┌─ Data supplied

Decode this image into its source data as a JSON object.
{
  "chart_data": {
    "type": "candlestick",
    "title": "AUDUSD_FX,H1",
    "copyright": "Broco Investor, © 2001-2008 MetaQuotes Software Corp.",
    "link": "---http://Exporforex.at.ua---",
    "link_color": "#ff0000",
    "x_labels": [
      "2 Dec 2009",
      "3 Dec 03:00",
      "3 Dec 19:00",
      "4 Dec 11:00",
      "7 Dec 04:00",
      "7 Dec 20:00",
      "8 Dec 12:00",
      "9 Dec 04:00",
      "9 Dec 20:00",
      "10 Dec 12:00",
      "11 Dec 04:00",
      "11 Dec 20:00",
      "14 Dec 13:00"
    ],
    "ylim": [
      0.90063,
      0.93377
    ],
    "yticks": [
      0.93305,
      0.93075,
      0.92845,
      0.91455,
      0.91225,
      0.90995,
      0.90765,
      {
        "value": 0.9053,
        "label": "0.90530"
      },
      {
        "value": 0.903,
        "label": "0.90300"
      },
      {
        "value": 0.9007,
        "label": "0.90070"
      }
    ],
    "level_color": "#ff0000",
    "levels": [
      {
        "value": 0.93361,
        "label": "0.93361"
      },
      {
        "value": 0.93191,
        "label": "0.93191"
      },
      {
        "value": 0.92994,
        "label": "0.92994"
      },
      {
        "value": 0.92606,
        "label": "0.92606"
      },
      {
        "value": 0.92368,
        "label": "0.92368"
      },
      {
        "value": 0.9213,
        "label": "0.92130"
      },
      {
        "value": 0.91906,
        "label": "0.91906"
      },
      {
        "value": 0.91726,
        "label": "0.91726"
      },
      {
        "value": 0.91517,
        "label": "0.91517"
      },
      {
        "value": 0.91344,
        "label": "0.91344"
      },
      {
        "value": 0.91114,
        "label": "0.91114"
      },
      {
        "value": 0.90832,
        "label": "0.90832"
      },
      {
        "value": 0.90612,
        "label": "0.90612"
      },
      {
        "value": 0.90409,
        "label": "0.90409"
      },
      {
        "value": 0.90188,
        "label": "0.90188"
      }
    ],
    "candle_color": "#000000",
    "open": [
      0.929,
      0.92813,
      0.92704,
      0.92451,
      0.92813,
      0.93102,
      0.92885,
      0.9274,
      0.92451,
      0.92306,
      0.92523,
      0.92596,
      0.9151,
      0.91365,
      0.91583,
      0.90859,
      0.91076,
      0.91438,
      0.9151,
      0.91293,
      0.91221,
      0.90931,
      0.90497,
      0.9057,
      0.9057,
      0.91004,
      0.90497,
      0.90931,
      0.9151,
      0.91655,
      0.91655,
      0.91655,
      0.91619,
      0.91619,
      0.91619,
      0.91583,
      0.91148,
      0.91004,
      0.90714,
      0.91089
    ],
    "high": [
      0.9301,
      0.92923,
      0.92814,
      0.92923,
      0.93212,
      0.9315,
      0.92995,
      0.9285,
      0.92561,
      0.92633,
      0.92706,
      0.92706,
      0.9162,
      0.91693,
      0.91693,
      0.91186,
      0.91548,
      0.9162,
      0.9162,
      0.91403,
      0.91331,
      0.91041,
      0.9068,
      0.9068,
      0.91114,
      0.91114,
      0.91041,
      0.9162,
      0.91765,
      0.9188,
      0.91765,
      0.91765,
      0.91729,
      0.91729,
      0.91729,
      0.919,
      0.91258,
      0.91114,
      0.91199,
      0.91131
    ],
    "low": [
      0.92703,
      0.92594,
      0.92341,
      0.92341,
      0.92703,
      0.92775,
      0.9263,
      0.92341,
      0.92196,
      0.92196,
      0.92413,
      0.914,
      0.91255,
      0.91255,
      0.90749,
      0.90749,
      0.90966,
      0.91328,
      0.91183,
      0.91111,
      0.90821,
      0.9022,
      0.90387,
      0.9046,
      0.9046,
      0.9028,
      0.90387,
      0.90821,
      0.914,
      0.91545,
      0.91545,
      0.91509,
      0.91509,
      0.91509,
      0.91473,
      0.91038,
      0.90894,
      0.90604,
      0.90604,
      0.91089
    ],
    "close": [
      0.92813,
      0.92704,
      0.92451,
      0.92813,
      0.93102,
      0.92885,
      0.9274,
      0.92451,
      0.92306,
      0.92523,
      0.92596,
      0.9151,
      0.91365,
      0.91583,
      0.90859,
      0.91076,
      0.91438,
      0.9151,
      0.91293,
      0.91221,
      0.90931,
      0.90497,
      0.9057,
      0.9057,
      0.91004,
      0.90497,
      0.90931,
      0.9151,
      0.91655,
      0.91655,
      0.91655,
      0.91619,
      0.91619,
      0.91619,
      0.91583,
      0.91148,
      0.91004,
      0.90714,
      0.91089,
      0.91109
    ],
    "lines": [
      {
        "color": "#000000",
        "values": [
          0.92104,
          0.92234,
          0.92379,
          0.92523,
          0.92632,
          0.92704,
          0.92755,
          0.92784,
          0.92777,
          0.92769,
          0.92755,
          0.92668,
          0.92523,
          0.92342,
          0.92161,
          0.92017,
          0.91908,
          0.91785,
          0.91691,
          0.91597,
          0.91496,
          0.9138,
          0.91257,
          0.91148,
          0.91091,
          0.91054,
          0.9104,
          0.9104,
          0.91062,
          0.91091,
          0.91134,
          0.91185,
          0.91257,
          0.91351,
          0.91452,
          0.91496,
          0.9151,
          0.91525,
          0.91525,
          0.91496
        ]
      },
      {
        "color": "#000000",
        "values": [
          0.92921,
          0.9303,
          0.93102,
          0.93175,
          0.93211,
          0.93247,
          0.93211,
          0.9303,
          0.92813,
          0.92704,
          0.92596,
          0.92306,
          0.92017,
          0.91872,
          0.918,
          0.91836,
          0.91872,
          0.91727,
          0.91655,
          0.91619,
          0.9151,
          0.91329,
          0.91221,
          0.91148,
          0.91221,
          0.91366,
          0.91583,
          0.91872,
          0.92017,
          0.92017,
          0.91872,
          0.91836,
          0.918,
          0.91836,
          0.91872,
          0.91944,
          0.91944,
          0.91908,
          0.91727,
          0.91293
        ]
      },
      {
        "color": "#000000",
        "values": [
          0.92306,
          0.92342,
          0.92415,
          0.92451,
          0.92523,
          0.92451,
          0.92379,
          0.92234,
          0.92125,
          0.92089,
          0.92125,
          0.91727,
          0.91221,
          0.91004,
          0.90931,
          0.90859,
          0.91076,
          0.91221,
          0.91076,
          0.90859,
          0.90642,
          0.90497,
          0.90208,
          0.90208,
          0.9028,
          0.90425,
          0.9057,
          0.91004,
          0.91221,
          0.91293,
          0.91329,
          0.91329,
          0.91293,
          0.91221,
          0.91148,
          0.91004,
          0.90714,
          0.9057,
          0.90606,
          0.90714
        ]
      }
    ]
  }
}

└─

What to produce: Hand back the material above in full, exactly as written.

Reply:
Decode this image into its source data as a JSON object.
{
  "chart_data": {
    "type": "candlestick",
    "title": "AUDUSD_FX,H1",
    "copyright": "Broco Investor, © 2001-2008 MetaQuotes Software Corp.",
    "link": "---http://Exporforex.at.ua---",
    "link_color": "#ff0000",
    "x_labels": [
      "2 Dec 2009",
      "3 Dec 03:00",
      "3 Dec 19:00",
      "4 Dec 11:00",
      "7 Dec 04:00",
      "7 Dec 20:00",
      "8 Dec 12:00",
      "9 Dec 04:00",
      "9 Dec 20:00",
      "10 Dec 12:00",
      "11 Dec 04:00",
      "11 Dec 20:00",
      "14 Dec 13:00"
    ],
    "ylim": [
      0.90063,
      0.93377
    ],
    "yticks": [
      0.93305,
      0.93075,
      0.92845,
      0.91455,
      0.91225,
      0.90995,
      0.90765,
      {
        "value": 0.9053,
        "label": "0.90530"
      },
      {
        "value": 0.903,
        "label": "0.90300"
      },
      {
        "value": 0.9007,
        "label": "0.90070"
      }
    ],
    "level_color": "#ff0000",
    "levels": [
      {
        "value": 0.93361,
        "label": "0.93361"
      },
      {
        "value": 0.93191,
        "label": "0.93191"
      },
      {
        "value": 0.92994,
        "label": "0.92994"
      },
      {
        "value": 0.92606,
        "label": "0.92606"
      },
      {
        "value": 0.92368,
        "label": "0.92368"
      },
      {
        "value": 0.9213,
        "label": "0.92130"
      },
      {
        "value": 0.91906,
        "label": "0.91906"
      },
      {
        "value": 0.91726,
        "label": "0.91726"
      },
      {
        "value": 0.91517,
        "label": "0.91517"
      },
      {
        "value": 0.91344,
        "label": "0.91344"
      },
      {
        "value": 0.91114,
        "label": "0.91114"
      },
      {
        "value": 0.90832,
        "label": "0.90832"
      },
      {
        "value": 0.90612,
        "label": "0.90612"
      },
      {
        "value": 0.90409,
        "label": "0.90409"
      },
      {
        "value": 0.90188,
        "label": "0.90188"
      }
    ],
    "candle_color": "#000000",
    "open": [
      0.929,
      0.92813,
      0.92704,
      0.92451,
      0.92813,
      0.93102,
      0.92885,
      0.9274,
      0.92451,
      0.92306,
      0.92523,
      0.92596,
      0.9151,
      0.91365,
      0.91583,
      0.90859,
      0.91076,
      0.91438,
      0.9151,
      0.91293,
      0.91221,
      0.90931,
      0.90497,
      0.9057,
      0.9057,
      0.91004,
      0.90497,
      0.90931,
      0.9151,
      0.91655,
      0.91655,
      0.91655,
      0.91619,
      0.91619,
      0.91619,
      0.91583,
      0.91148,
      0.91004,
      0.90714,
      0.91089
    ],
    "high": [
      0.9301,
      0.92923,
      0.92814,
      0.92923,
      0.93212,
      0.9315,
      0.92995,
      0.9285,
      0.92561,
      0.92633,
      0.92706,
      0.92706,
      0.9162,
      0.91693,
      0.91693,
      0.91186,
      0.91548,
      0.9162,
      0.9162,
      0.91403,
      0.91331,
      0.91041,
      0.9068,
      0.9068,
      0.91114,
      0.91114,
      0.91041,
      0.9162,
      0.91765,
      0.9188,
      0.91765,
      0.91765,
      0.91729,
      0.91729,
      0.91729,
      0.919,
      0.91258,
      0.91114,
      0.91199,
      0.91131
    ],
    "low": [
      0.92703,
      0.92594,
      0.92341,
      0.92341,
      0.92703,
      0.92775,
      0.9263,
      0.92341,
      0.92196,
      0.92196,
      0.92413,
      0.914,
      0.91255,
      0.91255,
      0.90749,
      0.90749,
      0.90966,
      0.91328,
      0.91183,
      0.91111,
      0.90821,
      0.9022,
      0.90387,
      0.9046,
      0.9046,
      0.9028,
      0.90387,
      0.90821,
      0.914,
      0.91545,
      0.91545,
      0.91509,
      0.91509,
      0.91509,
      0.91473,
      0.91038,
      0.90894,
      0.90604,
      0.90604,
      0.91089
    ],
    "close": [
      0.92813,
      0.92704,
      0.92451,
      0.92813,
      0.93102,
      0.92885,
      0.9274,
      0.92451,
      0.92306,
      0.92523,
      0.92596,
      0.9151,
      0.91365,
      0.91583,
      0.90859,
      0.91076,
      0.91438,
      0.9151,
      0.91293,
      0.91221,
      0.90931,
      0.90497,
      0.9057,
      0.9057,
      0.91004,
      0.90497,
      0.90931,
      0.9151,
      0.91655,
      0.91655,
      0.91655,
      0.91619,
      0.91619,
      0.91619,
      0.91583,
      0.91148,
      0.91004,
      0.90714,
      0.91089,
      0.91109
    ],
    "lines": [
      {
        "color": "#000000",
        "values": [
          0.92104,
          0.92234,
          0.92379,
          0.92523,
          0.92632,
          0.92704,
          0.92755,
          0.92784,
          0.92777,
          0.92769,
          0.92755,
          0.92668,
          0.92523,
          0.92342,
          0.92161,
          0.92017,
          0.91908,
          0.91785,
          0.91691,
          0.91597,
          0.91496,
          0.9138,
          0.91257,
          0.91148,
          0.91091,
          0.91054,
          0.9104,
          0.9104,
          0.91062,
          0.91091,
          0.91134,
          0.91185,
          0.91257,
          0.91351,
          0.91452,
          0.91496,
          0.9151,
          0.91525,
          0.91525,
          0.91496
        ]
      },
      {
        "color": "#000000",
        "values": [
          0.92921,
          0.9303,
          0.93102,
          0.93175,
          0.93211,
          0.93247,
          0.93211,
          0.9303,
          0.92813,
          0.92704,
          0.92596,
          0.92306,
          0.92017,
          0.91872,
          0.918,
          0.91836,
          0.91872,
          0.91727,
          0.91655,
          0.91619,
          0.9151,
          0.91329,
          0.91221,
          0.91148,
          0.91221,
          0.91366,
          0.91583,
          0.91872,
          0.92017,
          0.92017,
          0.91872,
          0.91836,
          0.918,
          0.91836,
          0.91872,
          0.91944,
          0.91944,
          0.91908,
          0.91727,
          0.91293
        ]
      },
      {
        "color": "#000000",
        "values": [
          0.92306,
          0.92342,
          0.92415,
          0.92451,
          0.92523,
          0.92451,
          0.92379,
          0.92234,
          0.92125,
          0.92089,
          0.92125,
          0.91727,
          0.91221,
          0.91004,
          0.90931,
          0.90859,
          0.91076,
          0.91221,
          0.91076,
          0.90859,
          0.90642,
          0.90497,
          0.90208,
          0.90208,
          0.9028,
          0.90425,
          0.9057,
          0.91004,
          0.91221,
          0.91293,
          0.91329,
          0.91329,
          0.91293,
          0.91221,
          0.91148,
          0.91004,
          0.90714,
          0.9057,
          0.90606,
          0.90714
        ]
      }
    ]
  }
}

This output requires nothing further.